CHALLENGE: Please output everything from the line containing "cube-size-option[interactable]: 4096 - Ultra" down to the line containing "mirror-icon[interactable]: ◫ bbox=[986, 28, 1010, 52]", including both of those lines, repeating each line verbatim.

──────── DATA SUPPLIED ────────

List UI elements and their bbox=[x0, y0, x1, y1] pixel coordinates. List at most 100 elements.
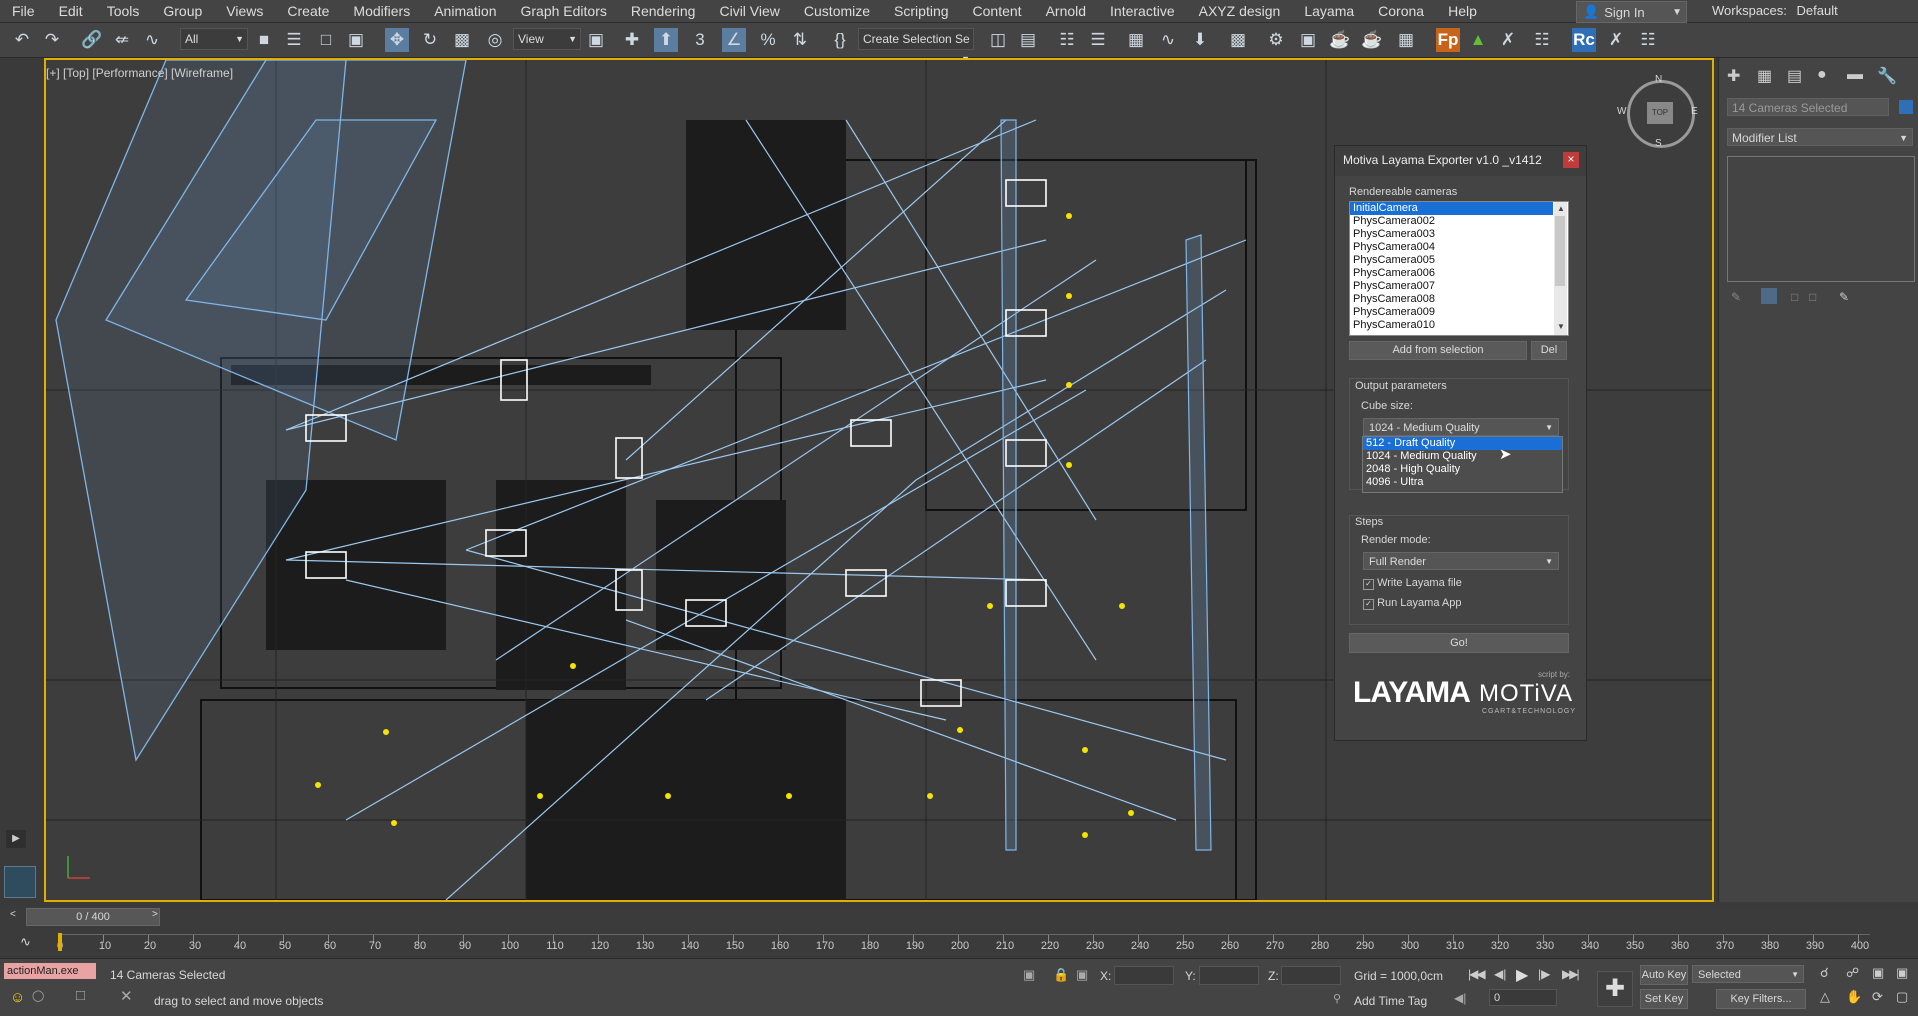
cube-size-option[interactable]: 4096 - Ultra bbox=[1363, 476, 1562, 489]
menu-file[interactable]: File bbox=[0, 0, 47, 22]
object-color-swatch[interactable] bbox=[1899, 100, 1913, 114]
next-frame-icon[interactable]: |▶ bbox=[1538, 967, 1550, 981]
maxscript-listener[interactable]: actionMan.exe bbox=[4, 963, 96, 979]
rendered-frame-window-icon[interactable]: ▣ bbox=[1296, 28, 1320, 52]
menu-civil-view[interactable]: Civil View bbox=[707, 0, 791, 22]
percent-snap-icon[interactable]: % bbox=[756, 28, 780, 52]
curve-editor-icon[interactable]: ∿ bbox=[1156, 28, 1180, 52]
cameras-scrollbar[interactable]: ▲ ▼ bbox=[1554, 202, 1567, 335]
camera-list-item[interactable]: PhysCamera002 bbox=[1350, 215, 1553, 228]
play-icon[interactable]: ▶ bbox=[1516, 965, 1528, 985]
set-key-button[interactable]: Set Key bbox=[1640, 989, 1688, 1009]
render-production-icon[interactable]: ☕ bbox=[1328, 28, 1352, 52]
camera-list-item[interactable]: PhysCamera008 bbox=[1350, 293, 1553, 306]
menu-layama[interactable]: Layama bbox=[1292, 0, 1366, 22]
layer-explorer-icon[interactable]: ☰ bbox=[1086, 28, 1110, 52]
go-to-end-icon[interactable]: ▶▶| bbox=[1562, 967, 1580, 981]
select-and-move-icon[interactable]: ✥ bbox=[385, 28, 409, 52]
delete-camera-button[interactable]: Del bbox=[1531, 341, 1567, 360]
remove-modifier-icon[interactable]: □ bbox=[1809, 290, 1816, 304]
menu-edit[interactable]: Edit bbox=[47, 0, 95, 22]
select-and-rotate-icon[interactable]: ↻ bbox=[418, 28, 442, 52]
mirror-icon[interactable]: ◫ bbox=[986, 28, 1010, 52]
keyboard-shortcut-override-icon[interactable]: ✚ bbox=[620, 28, 644, 52]
current-frame-field[interactable]: 0 bbox=[1489, 989, 1557, 1006]
sign-in-button[interactable]: 👤 Sign In ▼ bbox=[1576, 1, 1687, 23]
key-mode-dropdown[interactable]: Selected ▼ bbox=[1692, 965, 1804, 983]
z-coordinate-field[interactable] bbox=[1281, 966, 1341, 985]
menu-views[interactable]: Views bbox=[214, 0, 275, 22]
play-strip-icon[interactable]: ▶ bbox=[6, 830, 26, 848]
forest-pack-icon[interactable]: Fp bbox=[1436, 28, 1460, 52]
time-slider-prev-icon[interactable]: < bbox=[10, 909, 16, 920]
schematic-view-icon[interactable]: ⬇ bbox=[1188, 28, 1212, 52]
select-object-icon[interactable]: ■ bbox=[252, 28, 276, 52]
cube-size-option[interactable]: 2048 - High Quality bbox=[1363, 463, 1562, 476]
menu-create[interactable]: Create bbox=[275, 0, 341, 22]
isolate-selection-icon[interactable]: ▣ bbox=[1023, 967, 1035, 983]
modifier-stack[interactable] bbox=[1727, 156, 1915, 282]
render-mode-dropdown[interactable]: Full Render ▼ bbox=[1363, 552, 1559, 570]
spinner-snap-icon[interactable]: ⇅ bbox=[788, 28, 812, 52]
menu-content[interactable]: Content bbox=[961, 0, 1034, 22]
menu-arnold[interactable]: Arnold bbox=[1034, 0, 1098, 22]
scroll-up-icon[interactable]: ▲ bbox=[1557, 204, 1565, 213]
camera-list-item[interactable]: PhysCamera007 bbox=[1350, 280, 1553, 293]
selection-lock-icon[interactable]: 🔒 bbox=[1053, 967, 1069, 983]
dialog-titlebar[interactable]: Motiva Layama Exporter v1.0 _v1412 × bbox=[1335, 146, 1586, 176]
snap-3d-icon[interactable]: 3 bbox=[688, 28, 712, 52]
hierarchy-tab-icon[interactable]: ▤ bbox=[1787, 66, 1802, 86]
maximize-viewport-icon[interactable]: ▢ bbox=[1896, 989, 1908, 1005]
write-layama-checkbox[interactable]: ✓ Write Layama file bbox=[1363, 577, 1462, 590]
cameras-listbox[interactable]: InitialCamera PhysCamera002 PhysCamera003 P… bbox=[1349, 201, 1569, 336]
motion-tab-icon[interactable]: ● bbox=[1817, 66, 1827, 84]
menu-tools[interactable]: Tools bbox=[95, 0, 152, 22]
undo-icon[interactable]: ↶ bbox=[10, 28, 34, 52]
camera-list-item[interactable]: PhysCamera005 bbox=[1350, 254, 1553, 267]
cube-size-option[interactable]: 512 - Draft Quality bbox=[1363, 437, 1562, 450]
menu-axyz-design[interactable]: AXYZ design bbox=[1187, 0, 1293, 22]
previous-frame-icon[interactable]: ◀| bbox=[1494, 967, 1506, 981]
viewport-label[interactable]: [+] [Top] [Performance] [Wireframe] bbox=[46, 66, 233, 80]
auto-key-button[interactable]: Auto Key bbox=[1640, 965, 1688, 985]
absolute-mode-icon[interactable]: ▣ bbox=[1076, 967, 1088, 983]
edit-named-selection-icon[interactable]: {} bbox=[828, 28, 852, 52]
align-icon[interactable]: ▤ bbox=[1016, 28, 1040, 52]
tools-icon[interactable]: ✗ bbox=[1604, 28, 1628, 52]
menu-animation[interactable]: Animation bbox=[422, 0, 508, 22]
cube-size-options[interactable]: 512 - Draft Quality 1024 - Medium Quality… bbox=[1362, 436, 1563, 493]
track-bar[interactable]: 0102030405060708090100110120130140150160… bbox=[57, 933, 1870, 955]
scene-explorer-icon[interactable]: ☷ bbox=[1055, 28, 1079, 52]
zoom-extents-all-icon[interactable]: ▣ bbox=[1896, 965, 1908, 981]
camera-list-item[interactable]: PhysCamera004 bbox=[1350, 241, 1553, 254]
cube-size-option[interactable]: 1024 - Medium Quality bbox=[1363, 450, 1562, 463]
key-filters-button[interactable]: Key Filters... bbox=[1716, 989, 1806, 1009]
menu-help[interactable]: Help bbox=[1436, 0, 1489, 22]
viewport-layout-icon[interactable] bbox=[4, 866, 36, 898]
menu-rendering[interactable]: Rendering bbox=[619, 0, 708, 22]
camera-list-item[interactable]: InitialCamera bbox=[1350, 202, 1553, 215]
bind-space-warp-icon[interactable]: ∿ bbox=[140, 28, 164, 52]
menu-modifiers[interactable]: Modifiers bbox=[341, 0, 422, 22]
camera-list-item[interactable]: PhysCamera009 bbox=[1350, 306, 1553, 319]
make-unique-icon[interactable]: □ bbox=[1791, 290, 1798, 304]
modify-tab-icon[interactable]: ▦ bbox=[1757, 66, 1772, 86]
viewcube[interactable]: TOP N S E W bbox=[1617, 74, 1698, 149]
reference-coordinate-dropdown[interactable]: View ▼ bbox=[513, 28, 581, 50]
pin-stack-icon[interactable]: ✎ bbox=[1731, 290, 1741, 304]
pivot-point-icon[interactable]: ▣ bbox=[584, 28, 608, 52]
rc-icon[interactable]: Rc bbox=[1572, 28, 1596, 52]
mini-curve-editor-icon[interactable]: ∿ bbox=[20, 934, 31, 950]
select-and-scale-icon[interactable]: ▩ bbox=[450, 28, 474, 52]
toggle-ribbon-icon[interactable]: ▦ bbox=[1124, 28, 1148, 52]
zoom-extents-icon[interactable]: ▣ bbox=[1872, 965, 1884, 981]
scroll-down-icon[interactable]: ▼ bbox=[1557, 322, 1565, 331]
zoom-all-icon[interactable]: ☍ bbox=[1846, 965, 1859, 981]
select-by-name-icon[interactable]: ☰ bbox=[282, 28, 306, 52]
show-end-result-icon[interactable] bbox=[1761, 288, 1777, 304]
render-setup-icon[interactable]: ⚙ bbox=[1264, 28, 1288, 52]
camera-list-item[interactable]: PhysCamera003 bbox=[1350, 228, 1553, 241]
display-tab-icon[interactable]: ▬ bbox=[1847, 66, 1863, 84]
close-button[interactable]: × bbox=[1563, 152, 1579, 168]
utilities-tab-icon[interactable]: 🔧 bbox=[1877, 66, 1897, 86]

────────

TASK RESULT:
cube-size-option[interactable]: 4096 - Ultra bbox=[1363, 476, 1562, 489]
menu-file[interactable]: File bbox=[0, 0, 47, 22]
object-color-swatch[interactable] bbox=[1899, 100, 1913, 114]
next-frame-icon[interactable]: |▶ bbox=[1538, 967, 1550, 981]
maxscript-listener[interactable]: actionMan.exe bbox=[4, 963, 96, 979]
rendered-frame-window-icon[interactable]: ▣ bbox=[1296, 28, 1320, 52]
menu-civil-view[interactable]: Civil View bbox=[707, 0, 791, 22]
percent-snap-icon[interactable]: % bbox=[756, 28, 780, 52]
curve-editor-icon[interactable]: ∿ bbox=[1156, 28, 1180, 52]
cameras-scrollbar[interactable]: ▲ ▼ bbox=[1554, 202, 1567, 335]
camera-list-item[interactable]: PhysCamera002 bbox=[1350, 215, 1553, 228]
play-icon[interactable]: ▶ bbox=[1516, 965, 1528, 985]
set-key-button[interactable]: Set Key bbox=[1640, 989, 1688, 1009]
render-production-icon[interactable]: ☕ bbox=[1328, 28, 1352, 52]
camera-list-item[interactable]: PhysCamera008 bbox=[1350, 293, 1553, 306]
menu-layama[interactable]: Layama bbox=[1292, 0, 1366, 22]
layer-explorer-icon[interactable]: ☰ bbox=[1086, 28, 1110, 52]
go-to-end-icon[interactable]: ▶▶| bbox=[1562, 967, 1580, 981]
select-and-move-icon[interactable]: ✥ bbox=[385, 28, 409, 52]
delete-camera-button[interactable]: Del bbox=[1531, 341, 1567, 360]
remove-modifier-icon[interactable]: □ bbox=[1809, 290, 1816, 304]
menu-edit[interactable]: Edit bbox=[47, 0, 95, 22]
select-and-rotate-icon[interactable]: ↻ bbox=[418, 28, 442, 52]
mirror-icon[interactable]: ◫ bbox=[986, 28, 1010, 52]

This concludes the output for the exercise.